> Objective
Write out every entry exactly as it appears.

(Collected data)
• • • • •

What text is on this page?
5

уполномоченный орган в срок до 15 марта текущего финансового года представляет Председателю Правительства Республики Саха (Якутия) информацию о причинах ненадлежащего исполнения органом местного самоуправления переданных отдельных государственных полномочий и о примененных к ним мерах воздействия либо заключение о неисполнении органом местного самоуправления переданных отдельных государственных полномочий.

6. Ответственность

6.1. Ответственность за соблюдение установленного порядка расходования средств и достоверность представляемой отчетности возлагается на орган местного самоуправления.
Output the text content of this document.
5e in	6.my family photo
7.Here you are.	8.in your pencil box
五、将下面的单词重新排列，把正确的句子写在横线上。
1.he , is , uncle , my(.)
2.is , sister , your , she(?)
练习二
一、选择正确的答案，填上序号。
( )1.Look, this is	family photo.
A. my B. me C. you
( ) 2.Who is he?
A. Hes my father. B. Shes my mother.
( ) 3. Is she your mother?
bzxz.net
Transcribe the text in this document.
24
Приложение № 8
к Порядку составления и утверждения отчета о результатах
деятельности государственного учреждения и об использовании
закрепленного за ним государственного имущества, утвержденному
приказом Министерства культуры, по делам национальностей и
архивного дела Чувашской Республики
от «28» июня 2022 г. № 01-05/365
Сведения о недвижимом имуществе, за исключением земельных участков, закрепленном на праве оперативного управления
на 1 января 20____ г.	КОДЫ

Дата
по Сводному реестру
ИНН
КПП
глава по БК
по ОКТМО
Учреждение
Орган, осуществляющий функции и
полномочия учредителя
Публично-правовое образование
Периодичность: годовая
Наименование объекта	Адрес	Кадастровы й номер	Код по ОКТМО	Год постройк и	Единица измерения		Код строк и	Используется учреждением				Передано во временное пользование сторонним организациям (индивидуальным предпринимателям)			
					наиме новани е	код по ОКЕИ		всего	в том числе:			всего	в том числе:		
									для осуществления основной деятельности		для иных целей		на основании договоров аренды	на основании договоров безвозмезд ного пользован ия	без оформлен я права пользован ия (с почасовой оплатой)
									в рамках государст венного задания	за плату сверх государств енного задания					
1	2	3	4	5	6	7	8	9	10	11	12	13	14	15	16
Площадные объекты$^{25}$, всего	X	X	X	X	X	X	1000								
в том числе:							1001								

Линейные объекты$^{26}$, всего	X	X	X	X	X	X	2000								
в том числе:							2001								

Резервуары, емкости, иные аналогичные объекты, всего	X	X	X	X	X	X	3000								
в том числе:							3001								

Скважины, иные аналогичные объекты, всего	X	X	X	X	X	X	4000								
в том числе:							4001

• • • • •

> Completed exercise
What text is on this page?
5

уполномоченный орган в срок до 15 марта текущего финансового года представляет Председателю Правительства Республики Саха (Якутия) информацию о причинах ненадлежащего исполнения органом местного самоуправления переданных отдельных государственных полномочий и о примененных к ним мерах воздействия либо заключение о неисполнении органом местного самоуправления переданных отдельных государственных полномочий.

6. Ответственность

6.1. Ответственность за соблюдение установленного порядка расходования средств и достоверность представляемой отчетности возлагается на орган местного самоуправления.
Output the text content of this document.
5e in	6.my family photo
7.Here you are.	8.in your pencil box
五、将下面的单词重新排列，把正确的句子写在横线上。
1.he , is , uncle , my(.)
2.is , sister , your , she(?)
练习二
一、选择正确的答案，填上序号。
( )1.Look, this is	family photo.
A. my B. me C. you
( ) 2.Who is he?
A. Hes my father. B. Shes my mother.
( ) 3. Is she your mother?
bzxz.net
Transcribe the text in this document.
24
Приложение № 8
к Порядку составления и утверждения отчета о результатах
деятельности государственного учреждения и об использовании
закрепленного за ним государственного имущества, утвержденному
приказом Министерства культуры, по делам национальностей и
архивного дела Чувашской Республики
от «28» июня 2022 г. № 01-05/365
Сведения о недвижимом имуществе, за исключением земельных участков, закрепленном на праве оперативного управления
на 1 января 20____ г.	КОДЫ

Дата
по Сводному реестру
ИНН
КПП
глава по БК
по ОКТМО
Учреждение
Орган, осуществляющий функции и
полномочия учредителя
Публично-правовое образование
Периодичность: годовая
Наименование объекта	Адрес	Кадастровы й номер	Код по ОКТМО	Год постройк и	Единица измерения		Код строк и	Используется учреждением				Передано во временное пользование сторонним организациям (индивидуальным предпринимателям)			
					наиме новани е	код по ОКЕИ		всего	в том числе:			всего	в том числе:		
									для осуществления основной деятельности		для иных целей		на основании договоров аренды	на основании договоров безвозмезд ного пользован ия	без оформлен я права пользован ия (с почасовой оплатой)
									в рамках государст венного задания	за плату сверх государств енного задания					
1	2	3	4	5	6	7	8	9	10	11	12	13	14	15	16
Площадные объекты$^{25}$, всего	X	X	X	X	X	X	1000								
в том числе:							1001								

Линейные объекты$^{26}$, всего	X	X	X	X	X	X	2000								
в том числе:							2001								

Резервуары, емкости, иные аналогичные объекты, всего	X	X	X	X	X	X	3000								
в том числе:							3001								

Скважины, иные аналогичные объекты, всего	X	X	X	X	X	X	4000								
в том числе:							4001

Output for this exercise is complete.